● LISTED ENTRIES
[BEGIN]

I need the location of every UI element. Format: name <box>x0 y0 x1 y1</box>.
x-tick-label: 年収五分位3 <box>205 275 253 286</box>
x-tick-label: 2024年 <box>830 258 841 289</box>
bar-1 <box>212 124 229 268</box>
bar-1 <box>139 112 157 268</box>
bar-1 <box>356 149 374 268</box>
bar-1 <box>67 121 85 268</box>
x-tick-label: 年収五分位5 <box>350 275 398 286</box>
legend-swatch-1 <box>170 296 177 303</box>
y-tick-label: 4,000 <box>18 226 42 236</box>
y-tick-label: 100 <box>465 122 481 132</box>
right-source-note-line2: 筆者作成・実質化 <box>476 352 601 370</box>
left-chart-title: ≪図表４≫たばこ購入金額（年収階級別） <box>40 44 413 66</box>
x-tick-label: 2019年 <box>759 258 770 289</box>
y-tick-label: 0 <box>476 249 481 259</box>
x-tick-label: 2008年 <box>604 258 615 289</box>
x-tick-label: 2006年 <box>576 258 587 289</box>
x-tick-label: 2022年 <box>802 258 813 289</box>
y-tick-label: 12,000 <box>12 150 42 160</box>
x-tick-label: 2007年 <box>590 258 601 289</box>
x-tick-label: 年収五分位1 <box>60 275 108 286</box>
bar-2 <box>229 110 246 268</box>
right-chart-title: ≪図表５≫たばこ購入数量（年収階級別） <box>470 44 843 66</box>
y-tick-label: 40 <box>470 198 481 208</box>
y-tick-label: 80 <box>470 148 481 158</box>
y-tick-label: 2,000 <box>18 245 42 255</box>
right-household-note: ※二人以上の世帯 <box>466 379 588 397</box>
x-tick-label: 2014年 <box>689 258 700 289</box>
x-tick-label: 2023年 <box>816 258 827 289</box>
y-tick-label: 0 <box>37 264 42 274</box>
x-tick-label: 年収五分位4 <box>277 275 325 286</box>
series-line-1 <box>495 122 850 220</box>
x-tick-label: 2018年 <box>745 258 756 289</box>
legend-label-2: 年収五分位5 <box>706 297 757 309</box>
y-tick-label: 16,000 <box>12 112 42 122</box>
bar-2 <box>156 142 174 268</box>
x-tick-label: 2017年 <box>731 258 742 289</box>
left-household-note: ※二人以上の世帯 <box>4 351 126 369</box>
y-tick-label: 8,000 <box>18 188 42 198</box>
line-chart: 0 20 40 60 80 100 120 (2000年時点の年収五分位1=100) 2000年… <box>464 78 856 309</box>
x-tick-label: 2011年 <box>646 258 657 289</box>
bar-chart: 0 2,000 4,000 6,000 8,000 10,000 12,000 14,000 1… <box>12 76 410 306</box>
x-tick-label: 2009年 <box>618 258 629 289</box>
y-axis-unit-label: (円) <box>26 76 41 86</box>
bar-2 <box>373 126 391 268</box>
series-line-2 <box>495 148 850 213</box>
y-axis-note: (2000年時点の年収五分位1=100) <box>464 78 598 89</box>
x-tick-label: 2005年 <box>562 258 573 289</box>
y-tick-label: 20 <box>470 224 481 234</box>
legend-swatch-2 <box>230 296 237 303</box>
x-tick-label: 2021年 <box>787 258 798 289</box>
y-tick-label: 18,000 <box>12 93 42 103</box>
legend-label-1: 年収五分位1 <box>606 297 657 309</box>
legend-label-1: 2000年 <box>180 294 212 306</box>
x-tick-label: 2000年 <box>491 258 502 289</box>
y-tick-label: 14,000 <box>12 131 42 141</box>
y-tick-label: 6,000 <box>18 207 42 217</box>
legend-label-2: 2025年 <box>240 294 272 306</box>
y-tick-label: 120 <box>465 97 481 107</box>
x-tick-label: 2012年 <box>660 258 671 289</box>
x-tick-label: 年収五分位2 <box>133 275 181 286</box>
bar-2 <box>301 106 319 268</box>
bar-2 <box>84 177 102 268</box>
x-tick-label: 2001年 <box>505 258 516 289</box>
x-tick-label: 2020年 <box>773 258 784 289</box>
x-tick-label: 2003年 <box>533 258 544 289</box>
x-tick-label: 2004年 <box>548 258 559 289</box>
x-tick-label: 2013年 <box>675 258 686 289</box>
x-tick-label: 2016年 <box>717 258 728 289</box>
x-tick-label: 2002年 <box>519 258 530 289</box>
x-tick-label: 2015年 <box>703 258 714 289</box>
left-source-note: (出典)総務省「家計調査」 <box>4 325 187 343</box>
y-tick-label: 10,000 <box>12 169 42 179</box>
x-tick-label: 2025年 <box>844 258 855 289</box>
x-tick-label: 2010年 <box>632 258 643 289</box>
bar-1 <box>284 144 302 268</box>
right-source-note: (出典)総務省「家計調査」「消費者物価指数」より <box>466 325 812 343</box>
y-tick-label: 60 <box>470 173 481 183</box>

[END]

● EXERCISE PROMPT
Copy out the entries word for word, starting from the very first line and going up to and including the line that contains "x-tick-label: 年収五分位1 <box>60".

● PROBLEM SOLUTION
I need the location of every UI element. Format: name <box>x0 y0 x1 y1</box>.
x-tick-label: 年収五分位3 <box>205 275 253 286</box>
x-tick-label: 2024年 <box>830 258 841 289</box>
bar-1 <box>212 124 229 268</box>
bar-1 <box>139 112 157 268</box>
bar-1 <box>356 149 374 268</box>
bar-1 <box>67 121 85 268</box>
x-tick-label: 年収五分位5 <box>350 275 398 286</box>
legend-swatch-1 <box>170 296 177 303</box>
y-tick-label: 4,000 <box>18 226 42 236</box>
y-tick-label: 100 <box>465 122 481 132</box>
right-source-note-line2: 筆者作成・実質化 <box>476 352 601 370</box>
left-chart-title: ≪図表４≫たばこ購入金額（年収階級別） <box>40 44 413 66</box>
x-tick-label: 2019年 <box>759 258 770 289</box>
y-tick-label: 0 <box>476 249 481 259</box>
x-tick-label: 2008年 <box>604 258 615 289</box>
x-tick-label: 2006年 <box>576 258 587 289</box>
x-tick-label: 2022年 <box>802 258 813 289</box>
y-tick-label: 12,000 <box>12 150 42 160</box>
x-tick-label: 2007年 <box>590 258 601 289</box>
x-tick-label: 年収五分位1 <box>60 275 108 286</box>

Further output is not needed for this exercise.